• **To do**
Your task is to filter the data below down to the lines holding "title".

• **Dataset extract**
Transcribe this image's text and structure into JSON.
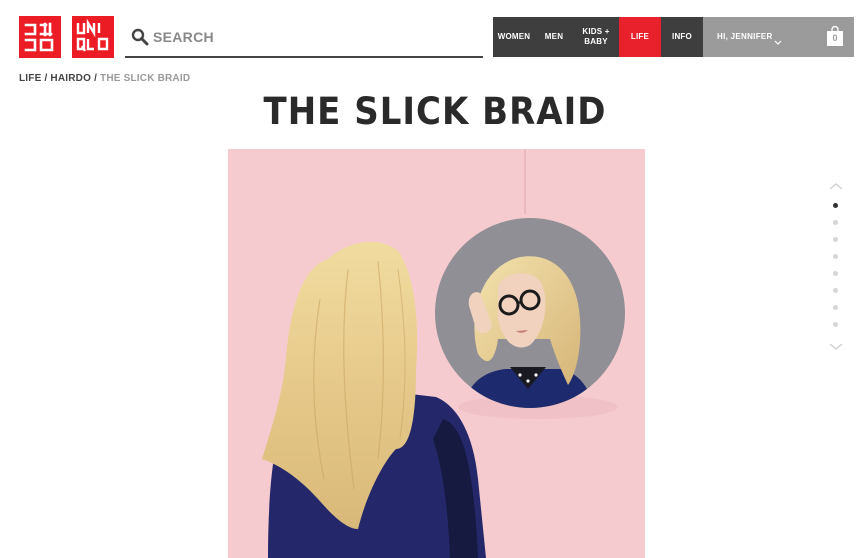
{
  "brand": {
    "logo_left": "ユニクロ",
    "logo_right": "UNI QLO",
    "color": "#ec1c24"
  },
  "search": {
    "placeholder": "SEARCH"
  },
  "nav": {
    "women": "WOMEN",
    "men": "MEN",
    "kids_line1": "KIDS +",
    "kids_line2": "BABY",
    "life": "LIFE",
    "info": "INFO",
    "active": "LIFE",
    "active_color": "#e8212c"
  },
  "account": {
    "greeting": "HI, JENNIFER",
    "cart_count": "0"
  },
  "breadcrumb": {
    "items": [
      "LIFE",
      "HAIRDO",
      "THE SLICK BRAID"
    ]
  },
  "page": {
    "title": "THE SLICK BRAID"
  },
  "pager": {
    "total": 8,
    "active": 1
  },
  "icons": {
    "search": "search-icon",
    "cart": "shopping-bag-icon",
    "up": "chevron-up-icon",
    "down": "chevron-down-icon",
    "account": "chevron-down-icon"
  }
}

---

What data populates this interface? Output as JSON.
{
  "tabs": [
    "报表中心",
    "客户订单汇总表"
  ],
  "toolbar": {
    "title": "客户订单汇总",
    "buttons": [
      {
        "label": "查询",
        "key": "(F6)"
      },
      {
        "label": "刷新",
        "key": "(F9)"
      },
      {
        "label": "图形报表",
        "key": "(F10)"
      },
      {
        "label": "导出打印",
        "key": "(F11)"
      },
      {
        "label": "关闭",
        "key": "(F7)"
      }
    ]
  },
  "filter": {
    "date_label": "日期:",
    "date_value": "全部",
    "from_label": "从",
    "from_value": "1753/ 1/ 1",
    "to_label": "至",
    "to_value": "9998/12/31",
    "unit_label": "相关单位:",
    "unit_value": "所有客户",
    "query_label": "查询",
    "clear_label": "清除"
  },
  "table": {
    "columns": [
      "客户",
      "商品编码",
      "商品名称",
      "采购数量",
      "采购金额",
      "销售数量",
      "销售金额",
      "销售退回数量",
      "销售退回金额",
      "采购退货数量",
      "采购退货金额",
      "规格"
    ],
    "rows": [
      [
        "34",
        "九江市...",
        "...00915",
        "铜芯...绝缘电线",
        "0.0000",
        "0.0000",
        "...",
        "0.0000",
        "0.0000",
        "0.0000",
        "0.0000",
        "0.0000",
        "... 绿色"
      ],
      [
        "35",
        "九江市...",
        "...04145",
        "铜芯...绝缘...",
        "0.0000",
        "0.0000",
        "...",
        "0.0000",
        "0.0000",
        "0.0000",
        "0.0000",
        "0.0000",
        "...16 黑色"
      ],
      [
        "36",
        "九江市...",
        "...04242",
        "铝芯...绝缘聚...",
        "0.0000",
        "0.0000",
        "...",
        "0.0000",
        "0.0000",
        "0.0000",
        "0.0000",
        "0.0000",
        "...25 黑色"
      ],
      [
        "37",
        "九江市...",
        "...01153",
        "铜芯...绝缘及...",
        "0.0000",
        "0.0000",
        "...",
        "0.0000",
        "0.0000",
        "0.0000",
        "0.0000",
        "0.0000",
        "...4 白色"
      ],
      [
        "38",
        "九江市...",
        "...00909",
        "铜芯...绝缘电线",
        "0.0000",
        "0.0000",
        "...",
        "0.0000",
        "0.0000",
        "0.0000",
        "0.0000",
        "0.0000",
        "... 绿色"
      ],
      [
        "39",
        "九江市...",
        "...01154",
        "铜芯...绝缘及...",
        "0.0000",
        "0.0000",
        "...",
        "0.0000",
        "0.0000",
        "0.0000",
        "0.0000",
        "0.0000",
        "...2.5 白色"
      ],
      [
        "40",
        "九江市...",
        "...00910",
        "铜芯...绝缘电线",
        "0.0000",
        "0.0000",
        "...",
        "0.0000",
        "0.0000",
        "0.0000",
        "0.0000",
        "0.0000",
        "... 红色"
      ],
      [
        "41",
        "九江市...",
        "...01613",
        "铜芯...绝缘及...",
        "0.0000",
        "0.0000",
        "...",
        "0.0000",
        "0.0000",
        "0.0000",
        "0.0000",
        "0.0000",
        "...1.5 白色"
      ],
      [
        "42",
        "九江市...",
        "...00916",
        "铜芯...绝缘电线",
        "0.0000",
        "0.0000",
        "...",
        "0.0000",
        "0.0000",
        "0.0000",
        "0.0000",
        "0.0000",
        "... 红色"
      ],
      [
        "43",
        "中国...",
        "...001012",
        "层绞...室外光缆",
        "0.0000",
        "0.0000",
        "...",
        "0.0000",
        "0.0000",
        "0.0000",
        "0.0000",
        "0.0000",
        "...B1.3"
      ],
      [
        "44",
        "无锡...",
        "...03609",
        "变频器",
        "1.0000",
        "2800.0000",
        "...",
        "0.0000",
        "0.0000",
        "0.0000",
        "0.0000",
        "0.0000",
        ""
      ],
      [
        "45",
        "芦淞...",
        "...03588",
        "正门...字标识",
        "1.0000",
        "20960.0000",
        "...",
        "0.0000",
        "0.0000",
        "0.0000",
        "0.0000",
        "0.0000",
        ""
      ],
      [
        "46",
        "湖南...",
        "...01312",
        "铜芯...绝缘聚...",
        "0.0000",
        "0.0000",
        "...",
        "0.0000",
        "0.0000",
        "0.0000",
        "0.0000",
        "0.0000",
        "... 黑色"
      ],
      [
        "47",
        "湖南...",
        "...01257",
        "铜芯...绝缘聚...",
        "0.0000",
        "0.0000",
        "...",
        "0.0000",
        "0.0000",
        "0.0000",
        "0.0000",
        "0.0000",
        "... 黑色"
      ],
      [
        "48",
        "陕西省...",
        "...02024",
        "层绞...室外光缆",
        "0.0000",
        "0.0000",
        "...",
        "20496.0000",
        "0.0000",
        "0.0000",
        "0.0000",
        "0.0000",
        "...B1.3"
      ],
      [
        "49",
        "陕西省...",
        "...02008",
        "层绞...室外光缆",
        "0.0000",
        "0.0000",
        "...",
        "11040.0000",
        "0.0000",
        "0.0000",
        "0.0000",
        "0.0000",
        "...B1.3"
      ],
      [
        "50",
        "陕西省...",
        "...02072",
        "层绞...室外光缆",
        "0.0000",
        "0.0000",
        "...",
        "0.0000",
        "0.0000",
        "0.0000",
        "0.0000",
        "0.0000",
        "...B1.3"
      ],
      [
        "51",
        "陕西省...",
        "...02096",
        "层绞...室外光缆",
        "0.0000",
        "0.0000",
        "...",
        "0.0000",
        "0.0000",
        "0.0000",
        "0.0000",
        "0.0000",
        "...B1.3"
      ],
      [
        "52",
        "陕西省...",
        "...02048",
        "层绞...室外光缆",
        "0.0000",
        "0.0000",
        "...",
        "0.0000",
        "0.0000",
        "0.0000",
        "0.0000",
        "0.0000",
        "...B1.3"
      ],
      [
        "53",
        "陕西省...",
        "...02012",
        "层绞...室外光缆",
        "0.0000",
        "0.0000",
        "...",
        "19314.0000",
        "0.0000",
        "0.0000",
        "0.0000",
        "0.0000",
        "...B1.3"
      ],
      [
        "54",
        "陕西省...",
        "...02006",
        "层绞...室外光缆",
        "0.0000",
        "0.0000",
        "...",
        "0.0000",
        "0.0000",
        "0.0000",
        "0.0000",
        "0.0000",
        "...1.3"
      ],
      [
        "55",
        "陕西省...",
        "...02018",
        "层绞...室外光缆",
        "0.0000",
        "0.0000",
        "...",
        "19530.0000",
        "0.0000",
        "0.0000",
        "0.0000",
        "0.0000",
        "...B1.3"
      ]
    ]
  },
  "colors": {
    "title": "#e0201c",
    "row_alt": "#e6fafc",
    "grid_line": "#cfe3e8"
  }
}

• **The output**
    "title": "THE SLICK BRAID"
    "title": "客户订单汇总",
    "title": "#e0201c",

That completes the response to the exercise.